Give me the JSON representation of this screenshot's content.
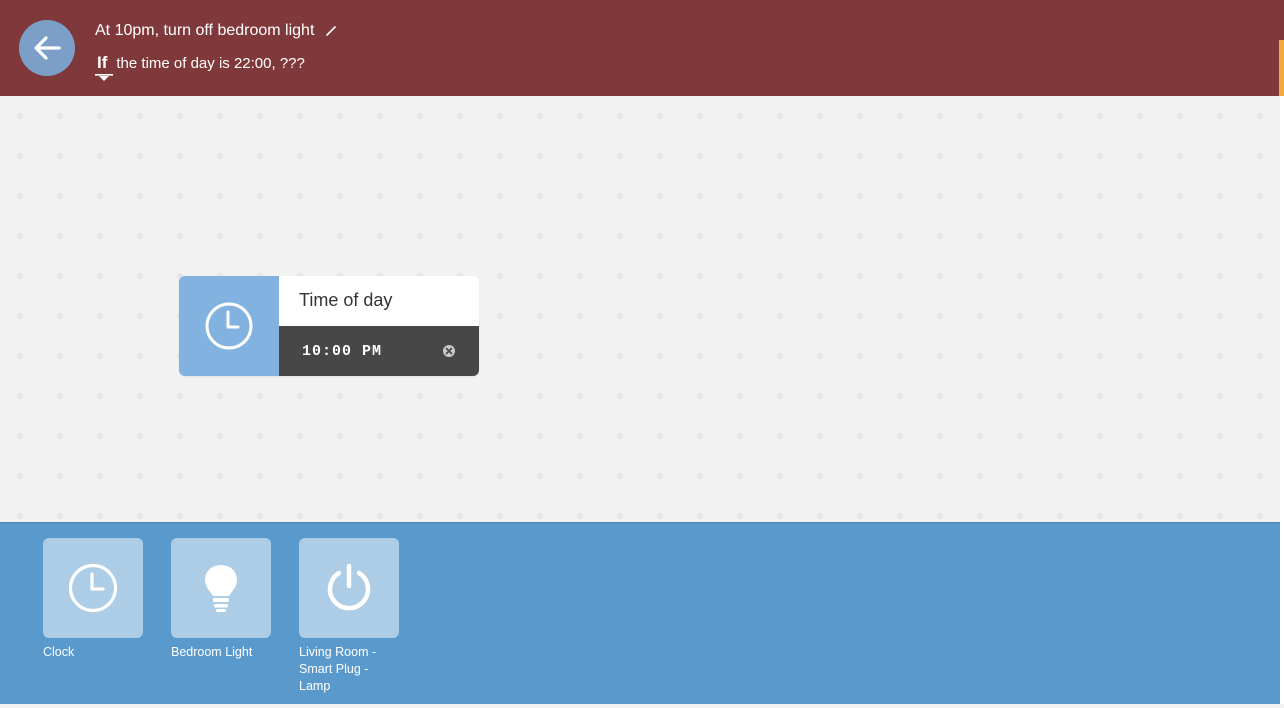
{
  "header": {
    "title": "At 10pm, turn off bedroom light",
    "condition_keyword": "If",
    "condition_text": "the time of day is 22:00, ???",
    "background_color": "#80393b"
  },
  "node": {
    "title": "Time of day",
    "time_value": "10:00 PM",
    "icon": "clock-icon",
    "icon_color": "#82b3e0"
  },
  "palette": {
    "background_color": "#5999cc",
    "devices": [
      {
        "label": "Clock",
        "icon": "clock-icon"
      },
      {
        "label": "Bedroom Light",
        "icon": "lightbulb-icon"
      },
      {
        "label": "Living Room - Smart Plug - Lamp",
        "icon": "power-icon"
      }
    ]
  }
}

———

▸ **WRITTEN REQUEST**:
Exclude the pictures, and transcribe all of the material exactly.

▸ **COMPLETED EXERCISE**:
Give me the JSON representation of this screenshot's content.
{
  "header": {
    "title": "At 10pm, turn off bedroom light",
    "condition_keyword": "If",
    "condition_text": "the time of day is 22:00, ???",
    "background_color": "#80393b"
  },
  "node": {
    "title": "Time of day",
    "time_value": "10:00 PM",
    "icon": "clock-icon",
    "icon_color": "#82b3e0"
  },
  "palette": {
    "background_color": "#5999cc",
    "devices": [
      {
        "label": "Clock",
        "icon": "clock-icon"
      },
      {
        "label": "Bedroom Light",
        "icon": "lightbulb-icon"
      },
      {
        "label": "Living Room - Smart Plug - Lamp",
        "icon": "power-icon"
      }
    ]
  }
}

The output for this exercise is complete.